Whatever the records say, repeat them exactly as given.
RECORDS SHOWN section start
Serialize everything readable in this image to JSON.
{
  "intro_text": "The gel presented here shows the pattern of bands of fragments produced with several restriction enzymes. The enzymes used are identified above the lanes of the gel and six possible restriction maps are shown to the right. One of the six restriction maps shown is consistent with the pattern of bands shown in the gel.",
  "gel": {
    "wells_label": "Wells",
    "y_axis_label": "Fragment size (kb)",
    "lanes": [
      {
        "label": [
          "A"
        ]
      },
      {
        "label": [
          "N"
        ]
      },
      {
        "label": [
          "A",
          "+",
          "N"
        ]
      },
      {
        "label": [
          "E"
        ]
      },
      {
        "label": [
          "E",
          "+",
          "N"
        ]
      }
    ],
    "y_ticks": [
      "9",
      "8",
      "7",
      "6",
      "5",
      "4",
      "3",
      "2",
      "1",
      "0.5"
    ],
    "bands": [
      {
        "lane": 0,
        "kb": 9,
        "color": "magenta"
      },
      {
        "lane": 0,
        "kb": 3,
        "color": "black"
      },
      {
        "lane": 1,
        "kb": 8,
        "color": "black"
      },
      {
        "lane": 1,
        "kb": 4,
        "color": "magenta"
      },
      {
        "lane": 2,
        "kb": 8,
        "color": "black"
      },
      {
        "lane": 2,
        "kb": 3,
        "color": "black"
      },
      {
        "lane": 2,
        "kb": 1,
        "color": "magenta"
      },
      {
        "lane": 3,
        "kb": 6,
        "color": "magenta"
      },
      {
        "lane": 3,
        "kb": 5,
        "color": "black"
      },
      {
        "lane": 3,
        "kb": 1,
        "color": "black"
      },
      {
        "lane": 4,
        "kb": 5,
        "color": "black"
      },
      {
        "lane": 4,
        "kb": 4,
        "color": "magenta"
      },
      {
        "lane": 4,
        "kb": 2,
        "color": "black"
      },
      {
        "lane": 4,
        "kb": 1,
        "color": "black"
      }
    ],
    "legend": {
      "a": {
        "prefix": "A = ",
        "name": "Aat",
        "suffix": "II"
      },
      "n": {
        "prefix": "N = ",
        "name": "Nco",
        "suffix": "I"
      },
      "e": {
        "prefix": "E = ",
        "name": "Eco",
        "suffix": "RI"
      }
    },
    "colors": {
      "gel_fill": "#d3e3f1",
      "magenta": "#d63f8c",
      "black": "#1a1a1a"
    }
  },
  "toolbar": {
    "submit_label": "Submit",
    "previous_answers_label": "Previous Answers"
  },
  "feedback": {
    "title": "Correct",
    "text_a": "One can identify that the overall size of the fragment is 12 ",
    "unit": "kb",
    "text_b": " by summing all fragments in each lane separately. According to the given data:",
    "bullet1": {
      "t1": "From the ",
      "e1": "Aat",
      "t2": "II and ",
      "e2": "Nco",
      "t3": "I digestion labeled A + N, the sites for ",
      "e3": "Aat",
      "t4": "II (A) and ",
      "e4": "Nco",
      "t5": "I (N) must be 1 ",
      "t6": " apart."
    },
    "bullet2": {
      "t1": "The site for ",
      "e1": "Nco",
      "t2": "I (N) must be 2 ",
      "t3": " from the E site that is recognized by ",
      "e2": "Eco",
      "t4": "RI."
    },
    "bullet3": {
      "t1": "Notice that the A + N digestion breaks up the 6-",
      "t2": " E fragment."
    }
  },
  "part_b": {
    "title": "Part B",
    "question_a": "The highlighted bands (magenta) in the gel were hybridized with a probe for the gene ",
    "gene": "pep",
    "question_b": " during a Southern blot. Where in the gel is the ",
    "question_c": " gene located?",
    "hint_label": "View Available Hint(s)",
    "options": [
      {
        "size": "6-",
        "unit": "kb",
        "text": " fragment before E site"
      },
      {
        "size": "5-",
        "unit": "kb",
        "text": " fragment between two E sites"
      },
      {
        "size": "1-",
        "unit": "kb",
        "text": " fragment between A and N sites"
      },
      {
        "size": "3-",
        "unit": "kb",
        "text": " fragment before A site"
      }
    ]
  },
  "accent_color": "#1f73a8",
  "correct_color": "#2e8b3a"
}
RECORDS SHOWN section end
### EXERCISE RESPONSE
Serialize everything readable in this image to JSON.
{
  "intro_text": "The gel presented here shows the pattern of bands of fragments produced with several restriction enzymes. The enzymes used are identified above the lanes of the gel and six possible restriction maps are shown to the right. One of the six restriction maps shown is consistent with the pattern of bands shown in the gel.",
  "gel": {
    "wells_label": "Wells",
    "y_axis_label": "Fragment size (kb)",
    "lanes": [
      {
        "label": [
          "A"
        ]
      },
      {
        "label": [
          "N"
        ]
      },
      {
        "label": [
          "A",
          "+",
          "N"
        ]
      },
      {
        "label": [
          "E"
        ]
      },
      {
        "label": [
          "E",
          "+",
          "N"
        ]
      }
    ],
    "y_ticks": [
      "9",
      "8",
      "7",
      "6",
      "5",
      "4",
      "3",
      "2",
      "1",
      "0.5"
    ],
    "bands": [
      {
        "lane": 0,
        "kb": 9,
        "color": "magenta"
      },
      {
        "lane": 0,
        "kb": 3,
        "color": "black"
      },
      {
        "lane": 1,
        "kb": 8,
        "color": "black"
      },
      {
        "lane": 1,
        "kb": 4,
        "color": "magenta"
      },
      {
        "lane": 2,
        "kb": 8,
        "color": "black"
      },
      {
        "lane": 2,
        "kb": 3,
        "color": "black"
      },
      {
        "lane": 2,
        "kb": 1,
        "color": "magenta"
      },
      {
        "lane": 3,
        "kb": 6,
        "color": "magenta"
      },
      {
        "lane": 3,
        "kb": 5,
        "color": "black"
      },
      {
        "lane": 3,
        "kb": 1,
        "color": "black"
      },
      {
        "lane": 4,
        "kb": 5,
        "color": "black"
      },
      {
        "lane": 4,
        "kb": 4,
        "color": "magenta"
      },
      {
        "lane": 4,
        "kb": 2,
        "color": "black"
      },
      {
        "lane": 4,
        "kb": 1,
        "color": "black"
      }
    ],
    "legend": {
      "a": {
        "prefix": "A = ",
        "name": "Aat",
        "suffix": "II"
      },
      "n": {
        "prefix": "N = ",
        "name": "Nco",
        "suffix": "I"
      },
      "e": {
        "prefix": "E = ",
        "name": "Eco",
        "suffix": "RI"
      }
    },
    "colors": {
      "gel_fill": "#d3e3f1",
      "magenta": "#d63f8c",
      "black": "#1a1a1a"
    }
  },
  "toolbar": {
    "submit_label": "Submit",
    "previous_answers_label": "Previous Answers"
  },
  "feedback": {
    "title": "Correct",
    "text_a": "One can identify that the overall size of the fragment is 12 ",
    "unit": "kb",
    "text_b": " by summing all fragments in each lane separately. According to the given data:",
    "bullet1": {
      "t1": "From the ",
      "e1": "Aat",
      "t2": "II and ",
      "e2": "Nco",
      "t3": "I digestion labeled A + N, the sites for ",
      "e3": "Aat",
      "t4": "II (A) and ",
      "e4": "Nco",
      "t5": "I (N) must be 1 ",
      "t6": " apart."
    },
    "bullet2": {
      "t1": "The site for ",
      "e1": "Nco",
      "t2": "I (N) must be 2 ",
      "t3": " from the E site that is recognized by ",
      "e2": "Eco",
      "t4": "RI."
    },
    "bullet3": {
      "t1": "Notice that the A + N digestion breaks up the 6-",
      "t2": " E fragment."
    }
  },
  "part_b": {
    "title": "Part B",
    "question_a": "The highlighted bands (magenta) in the gel were hybridized with a probe for the gene ",
    "gene": "pep",
    "question_b": " during a Southern blot. Where in the gel is the ",
    "question_c": " gene located?",
    "hint_label": "View Available Hint(s)",
    "options": [
      {
        "size": "6-",
        "unit": "kb",
        "text": " fragment before E site"
      },
      {
        "size": "5-",
        "unit": "kb",
        "text": " fragment between two E sites"
      },
      {
        "size": "1-",
        "unit": "kb",
        "text": " fragment between A and N sites"
      },
      {
        "size": "3-",
        "unit": "kb",
        "text": " fragment before A site"
      }
    ]
  },
  "accent_color": "#1f73a8",
  "correct_color": "#2e8b3a"
}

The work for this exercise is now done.